[Task goal] Restate the full set of records exactly, word for word.

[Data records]

+--

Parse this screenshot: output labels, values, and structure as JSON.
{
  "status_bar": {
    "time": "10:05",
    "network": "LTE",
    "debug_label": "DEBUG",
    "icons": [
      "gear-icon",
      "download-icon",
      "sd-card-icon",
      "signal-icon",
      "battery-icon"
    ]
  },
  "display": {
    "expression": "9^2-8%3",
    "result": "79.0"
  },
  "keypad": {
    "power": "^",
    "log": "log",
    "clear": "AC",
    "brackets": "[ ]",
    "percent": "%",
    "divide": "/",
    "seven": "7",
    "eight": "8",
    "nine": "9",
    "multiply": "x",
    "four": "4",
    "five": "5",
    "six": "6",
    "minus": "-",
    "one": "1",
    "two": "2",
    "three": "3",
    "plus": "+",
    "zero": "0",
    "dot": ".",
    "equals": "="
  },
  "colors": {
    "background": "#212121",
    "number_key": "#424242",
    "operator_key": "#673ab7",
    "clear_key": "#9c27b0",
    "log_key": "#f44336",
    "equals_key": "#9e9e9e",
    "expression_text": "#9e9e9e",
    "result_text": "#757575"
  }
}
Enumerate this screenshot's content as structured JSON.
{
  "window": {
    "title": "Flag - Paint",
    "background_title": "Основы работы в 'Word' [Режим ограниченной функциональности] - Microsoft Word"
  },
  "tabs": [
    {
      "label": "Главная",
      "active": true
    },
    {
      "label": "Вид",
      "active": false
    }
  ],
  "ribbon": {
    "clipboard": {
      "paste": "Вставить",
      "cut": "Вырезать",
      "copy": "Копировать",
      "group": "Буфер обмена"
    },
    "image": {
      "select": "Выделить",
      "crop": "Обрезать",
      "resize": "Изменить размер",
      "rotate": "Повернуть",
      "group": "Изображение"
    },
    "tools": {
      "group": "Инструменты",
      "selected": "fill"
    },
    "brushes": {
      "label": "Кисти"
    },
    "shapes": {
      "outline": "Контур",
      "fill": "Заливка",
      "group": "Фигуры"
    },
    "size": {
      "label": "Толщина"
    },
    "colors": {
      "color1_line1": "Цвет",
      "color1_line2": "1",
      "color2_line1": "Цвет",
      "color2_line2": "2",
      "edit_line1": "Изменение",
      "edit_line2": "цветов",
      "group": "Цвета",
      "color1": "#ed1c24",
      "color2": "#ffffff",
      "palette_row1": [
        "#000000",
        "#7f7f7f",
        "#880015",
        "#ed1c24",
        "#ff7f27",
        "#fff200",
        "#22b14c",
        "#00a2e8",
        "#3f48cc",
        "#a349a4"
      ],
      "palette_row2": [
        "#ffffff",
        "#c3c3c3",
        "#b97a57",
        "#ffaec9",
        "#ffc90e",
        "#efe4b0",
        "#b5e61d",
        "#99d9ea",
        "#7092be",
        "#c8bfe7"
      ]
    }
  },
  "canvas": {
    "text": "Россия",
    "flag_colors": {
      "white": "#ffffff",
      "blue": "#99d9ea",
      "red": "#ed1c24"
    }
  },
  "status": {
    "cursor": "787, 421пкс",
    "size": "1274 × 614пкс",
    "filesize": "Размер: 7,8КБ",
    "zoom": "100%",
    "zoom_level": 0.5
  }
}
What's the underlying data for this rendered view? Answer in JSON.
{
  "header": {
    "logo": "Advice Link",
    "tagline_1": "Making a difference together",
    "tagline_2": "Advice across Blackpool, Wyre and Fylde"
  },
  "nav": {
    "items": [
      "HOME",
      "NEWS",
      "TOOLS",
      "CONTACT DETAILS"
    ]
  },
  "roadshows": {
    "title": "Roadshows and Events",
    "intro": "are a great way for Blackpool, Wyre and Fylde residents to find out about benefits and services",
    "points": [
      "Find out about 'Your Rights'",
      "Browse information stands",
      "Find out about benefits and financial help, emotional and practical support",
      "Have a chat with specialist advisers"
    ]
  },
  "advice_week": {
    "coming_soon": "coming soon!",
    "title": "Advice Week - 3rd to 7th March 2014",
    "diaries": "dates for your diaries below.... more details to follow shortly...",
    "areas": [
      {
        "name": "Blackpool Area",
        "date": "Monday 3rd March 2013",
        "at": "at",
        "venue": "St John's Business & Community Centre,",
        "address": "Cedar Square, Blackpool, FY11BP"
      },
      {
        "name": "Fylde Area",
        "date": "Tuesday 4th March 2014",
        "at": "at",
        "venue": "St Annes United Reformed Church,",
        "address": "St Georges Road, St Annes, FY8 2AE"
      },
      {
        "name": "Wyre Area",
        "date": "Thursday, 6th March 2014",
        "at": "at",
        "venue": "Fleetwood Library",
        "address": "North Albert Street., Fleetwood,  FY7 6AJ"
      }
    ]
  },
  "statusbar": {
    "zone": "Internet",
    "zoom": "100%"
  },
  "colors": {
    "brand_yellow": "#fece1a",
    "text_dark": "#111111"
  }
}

+--

[Solution for this exercise]
Parse this screenshot: output labels, values, and structure as JSON.
{
  "status_bar": {
    "time": "10:05",
    "network": "LTE",
    "debug_label": "DEBUG",
    "icons": [
      "gear-icon",
      "download-icon",
      "sd-card-icon",
      "signal-icon",
      "battery-icon"
    ]
  },
  "display": {
    "expression": "9^2-8%3",
    "result": "79.0"
  },
  "keypad": {
    "power": "^",
    "log": "log",
    "clear": "AC",
    "brackets": "[ ]",
    "percent": "%",
    "divide": "/",
    "seven": "7",
    "eight": "8",
    "nine": "9",
    "multiply": "x",
    "four": "4",
    "five": "5",
    "six": "6",
    "minus": "-",
    "one": "1",
    "two": "2",
    "three": "3",
    "plus": "+",
    "zero": "0",
    "dot": ".",
    "equals": "="
  },
  "colors": {
    "background": "#212121",
    "number_key": "#424242",
    "operator_key": "#673ab7",
    "clear_key": "#9c27b0",
    "log_key": "#f44336",
    "equals_key": "#9e9e9e",
    "expression_text": "#9e9e9e",
    "result_text": "#757575"
  }
}
Enumerate this screenshot's content as structured JSON.
{
  "window": {
    "title": "Flag - Paint",
    "background_title": "Основы работы в 'Word' [Режим ограниченной функциональности] - Microsoft Word"
  },
  "tabs": [
    {
      "label": "Главная",
      "active": true
    },
    {
      "label": "Вид",
      "active": false
    }
  ],
  "ribbon": {
    "clipboard": {
      "paste": "Вставить",
      "cut": "Вырезать",
      "copy": "Копировать",
      "group": "Буфер обмена"
    },
    "image": {
      "select": "Выделить",
      "crop": "Обрезать",
      "resize": "Изменить размер",
      "rotate": "Повернуть",
      "group": "Изображение"
    },
    "tools": {
      "group": "Инструменты",
      "selected": "fill"
    },
    "brushes": {
      "label": "Кисти"
    },
    "shapes": {
      "outline": "Контур",
      "fill": "Заливка",
      "group": "Фигуры"
    },
    "size": {
      "label": "Толщина"
    },
    "colors": {
      "color1_line1": "Цвет",
      "color1_line2": "1",
      "color2_line1": "Цвет",
      "color2_line2": "2",
      "edit_line1": "Изменение",
      "edit_line2": "цветов",
      "group": "Цвета",
      "color1": "#ed1c24",
      "color2": "#ffffff",
      "palette_row1": [
        "#000000",
        "#7f7f7f",
        "#880015",
        "#ed1c24",
        "#ff7f27",
        "#fff200",
        "#22b14c",
        "#00a2e8",
        "#3f48cc",
        "#a349a4"
      ],
      "palette_row2": [
        "#ffffff",
        "#c3c3c3",
        "#b97a57",
        "#ffaec9",
        "#ffc90e",
        "#efe4b0",
        "#b5e61d",
        "#99d9ea",
        "#7092be",
        "#c8bfe7"
      ]
    }
  },
  "canvas": {
    "text": "Россия",
    "flag_colors": {
      "white": "#ffffff",
      "blue": "#99d9ea",
      "red": "#ed1c24"
    }
  },
  "status": {
    "cursor": "787, 421пкс",
    "size": "1274 × 614пкс",
    "filesize": "Размер: 7,8КБ",
    "zoom": "100%",
    "zoom_level": 0.5
  }
}
What's the underlying data for this rendered view? Answer in JSON.
{
  "header": {
    "logo": "Advice Link",
    "tagline_1": "Making a difference together",
    "tagline_2": "Advice across Blackpool, Wyre and Fylde"
  },
  "nav": {
    "items": [
      "HOME",
      "NEWS",
      "TOOLS",
      "CONTACT DETAILS"
    ]
  },
  "roadshows": {
    "title": "Roadshows and Events",
    "intro": "are a great way for Blackpool, Wyre and Fylde residents to find out about benefits and services",
    "points": [
      "Find out about 'Your Rights'",
      "Browse information stands",
      "Find out about benefits and financial help, emotional and practical support",
      "Have a chat with specialist advisers"
    ]
  },
  "advice_week": {
    "coming_soon": "coming soon!",
    "title": "Advice Week - 3rd to 7th March 2014",
    "diaries": "dates for your diaries below.... more details to follow shortly...",
    "areas": [
      {
        "name": "Blackpool Area",
        "date": "Monday 3rd March 2013",
        "at": "at",
        "venue": "St John's Business & Community Centre,",
        "address": "Cedar Square, Blackpool, FY11BP"
      },
      {
        "name": "Fylde Area",
        "date": "Tuesday 4th March 2014",
        "at": "at",
        "venue": "St Annes United Reformed Church,",
        "address": "St Georges Road, St Annes, FY8 2AE"
      },
      {
        "name": "Wyre Area",
        "date": "Thursday, 6th March 2014",
        "at": "at",
        "venue": "Fleetwood Library",
        "address": "North Albert Street., Fleetwood,  FY7 6AJ"
      }
    ]
  },
  "statusbar": {
    "zone": "Internet",
    "zoom": "100%"
  },
  "colors": {
    "brand_yellow": "#fece1a",
    "text_dark": "#111111"
  }
}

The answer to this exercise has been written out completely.